***** Text block *****
Closed Bug 1690062 (CVE-2021-29951) Opened 4 years ago Closed 4 years ago

Windows Maintenance Service has a Weak DACL for Domain Networks

Categories

(Toolkit :: Application Update, defect, P1)

Desktop
Windows
defect

Tracking

()

RESOLVED FIXED
87 Branch
Tracking Status
firefox-esr78 88+ fixed
firefox87 --- fixed

People

(Reporter: forshaw, Assigned: bytesized)

References

()

Details

(Keywords: csectype-priv-escalation, sec-moderate, Whiteboard: [Disclosure deadline 2021-05-03] Could lead to system RCE if combined with other bugs)

Attachments

(3 files)

Attached file poc.cpp

Summary:

The Mozilla Maintenance service on Windows is configured to allow BUILTIN\Users SERVICE_START access which can be granted to normal remote users on domain networks allowing them to start the service remotely and pass arbitrary arguments to its service main.

Description:

Note, it’s not clear how much you care about this behavior, and perhaps it’s intentional? Up to you whether you fix it I guess, however I would highly recommend it.

In domain environments (less so in home networks) most users can authenticate to any other workstation or server. One commonly remotely exposed service is the Service Control Manager which manages the local services. A non-administrator can be granted access to a service as long as they can pass a series of access checks.

Basically when installing the maintenance service’s security descriptor in serviceinstall.cpp you grant BUILTIN\Users group SERVICE_START and SERVICE_STOP access. As this group is granted to all authenticated users including remote ones this means any remote user can start and stop the maintenance service. This is a risk as the start operation takes a command line which is used to influence the update operation, and has been a source of numerous bugs in the past. While there might not be any known bugs in the handling of arguments atm, is this something you want to risk? If such a bug was found then you could have SYSTEM RCE on domain networks.

Now, this isn’t quite as bad as it might be. For a start I’m guessing some enterprises don’t install the service and rely on their own installation mechanisms and this assumes the service is exposed remotely through the firewall on a host. Also since Windows 10 1709 a mitigation has been in place to prevent remote users not in the local admin group from getting access to certain SCM and service access rights. This is described in a support article. This blocks a normal user getting SERVICE_START access but this hasn’t been back ported to Windows 7 or 8.X which you still support so they would be vulnerable, and it's possible to disable the mitigation which some sysadmins might do.
*****
> **What to work on**:
1. Could you echo the bug report's text, starting with "(Reporter: forshaw, Assigned: bytesized)" and going on through "with other bugs)"?
2. Answer these questions about the bug report:
(a) Which group does the maintenance service's security descriptor grant SERVICE_START and SERVICE_STOP access?
(b) Since which Windows version has a mitigation been in place that keeps remote users outside the local admin group from getting certain SCM and service access rights?
(c) What disclosure deadline does the Whiteboard entry give?
3. How would you go on with the bug report about the Windows Maintenance Service from its last sentence?
***** Dataset content *****
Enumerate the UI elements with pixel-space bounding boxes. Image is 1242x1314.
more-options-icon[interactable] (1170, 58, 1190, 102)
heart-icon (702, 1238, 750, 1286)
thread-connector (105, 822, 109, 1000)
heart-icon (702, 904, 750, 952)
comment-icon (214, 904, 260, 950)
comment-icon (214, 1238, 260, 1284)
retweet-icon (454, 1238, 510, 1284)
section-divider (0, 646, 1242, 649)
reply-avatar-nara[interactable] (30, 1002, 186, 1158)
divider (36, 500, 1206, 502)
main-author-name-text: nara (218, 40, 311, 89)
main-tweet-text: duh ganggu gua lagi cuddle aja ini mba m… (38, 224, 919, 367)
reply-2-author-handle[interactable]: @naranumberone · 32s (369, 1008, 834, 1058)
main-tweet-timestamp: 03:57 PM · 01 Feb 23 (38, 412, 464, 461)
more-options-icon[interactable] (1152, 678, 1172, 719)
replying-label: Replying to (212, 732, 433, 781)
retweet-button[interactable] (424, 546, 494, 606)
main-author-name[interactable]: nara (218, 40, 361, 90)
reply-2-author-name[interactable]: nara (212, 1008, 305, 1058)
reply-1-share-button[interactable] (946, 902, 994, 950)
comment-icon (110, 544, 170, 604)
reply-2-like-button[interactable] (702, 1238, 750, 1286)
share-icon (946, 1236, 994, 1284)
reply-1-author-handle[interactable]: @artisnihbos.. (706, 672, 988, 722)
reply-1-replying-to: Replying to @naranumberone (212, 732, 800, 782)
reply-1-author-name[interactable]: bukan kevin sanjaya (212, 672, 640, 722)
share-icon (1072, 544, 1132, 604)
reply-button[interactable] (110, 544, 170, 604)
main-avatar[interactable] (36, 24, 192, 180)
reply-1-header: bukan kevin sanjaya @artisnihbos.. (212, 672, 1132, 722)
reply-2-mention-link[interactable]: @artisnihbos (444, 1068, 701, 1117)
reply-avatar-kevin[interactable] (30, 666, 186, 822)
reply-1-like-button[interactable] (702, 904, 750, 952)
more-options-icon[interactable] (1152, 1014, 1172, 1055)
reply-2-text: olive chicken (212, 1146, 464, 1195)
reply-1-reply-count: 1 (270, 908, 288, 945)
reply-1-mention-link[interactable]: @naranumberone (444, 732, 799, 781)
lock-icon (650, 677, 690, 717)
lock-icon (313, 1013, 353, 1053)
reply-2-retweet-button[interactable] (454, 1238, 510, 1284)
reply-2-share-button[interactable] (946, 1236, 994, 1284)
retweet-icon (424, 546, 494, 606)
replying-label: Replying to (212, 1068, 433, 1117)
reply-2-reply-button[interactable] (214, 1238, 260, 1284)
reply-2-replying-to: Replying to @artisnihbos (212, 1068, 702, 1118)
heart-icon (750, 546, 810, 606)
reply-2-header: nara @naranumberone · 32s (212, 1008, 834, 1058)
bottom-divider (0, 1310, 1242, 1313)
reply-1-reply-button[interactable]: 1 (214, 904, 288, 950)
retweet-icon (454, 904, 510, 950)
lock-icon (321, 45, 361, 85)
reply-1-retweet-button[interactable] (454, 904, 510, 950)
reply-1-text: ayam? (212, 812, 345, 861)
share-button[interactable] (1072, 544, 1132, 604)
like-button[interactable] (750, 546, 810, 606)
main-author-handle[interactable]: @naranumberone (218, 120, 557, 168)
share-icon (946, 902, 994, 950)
*****
> **Answers below**:
1.
(Reporter: forshaw, Assigned: bytesized)

References

()

Details

(Keywords: csectype-priv-escalation, sec-moderate, Whiteboard: [Disclosure deadline 2021-05-03] Could lead to system RCE if combined with other bugs)

2.
(a) BUILTIN\Users
(b) Windows 10 1709
(c) 2021-05-03

3.
My recommended fix is to use the NT AUTHORITY\INTERACTIVE group instead of the BUILTIN\Users. This group is only granted to interactive logins (which includes RDP logins), not network logins, which is presumably the behavior you want? Replacing the line in serviceinstall.cpp CreateWellKnownSid(WinBuiltinUsersSid, nullptr, sid, &SIDSize) with CreateWellKnownSid(WinInteractiveSid, nullptr, sid, &SIDSize) should be sufficient.

Proof of Concept:

I’ve provided a proof of concept as a C++ file which will access the local SCM over a TCP RPC connection which simulates remote access. It also disables the INTERACTIVE group from the caller’s token to ensure it’s not inadvertently getting access using that, this is needed as it’ll actually use the same token and not do a full network authentication but the same result has been tested remotely. You’ll need to put the C++ file into a project and compile it.

For reasons already outlined you’ll need to run this on Windows 7 or 8.1 as recent versions of Windows 10 have a mitigation to block this attack vector. Although if you want to test on Windows 10 read the previous link for the registry key settings to disable the mitigation.

  1. Compile the C++ project.
  2. Run the POC on Windows 7 or 8.1 with the maintenance service installed.
  3. Observe the output, if it prints [SUCCESS] it should have been granted SERVICE_START access.

Expected Result:

The OpenService call fails with ERROR_ACCESS_DENIED.

Observed Result:

The OpenService call succeeds.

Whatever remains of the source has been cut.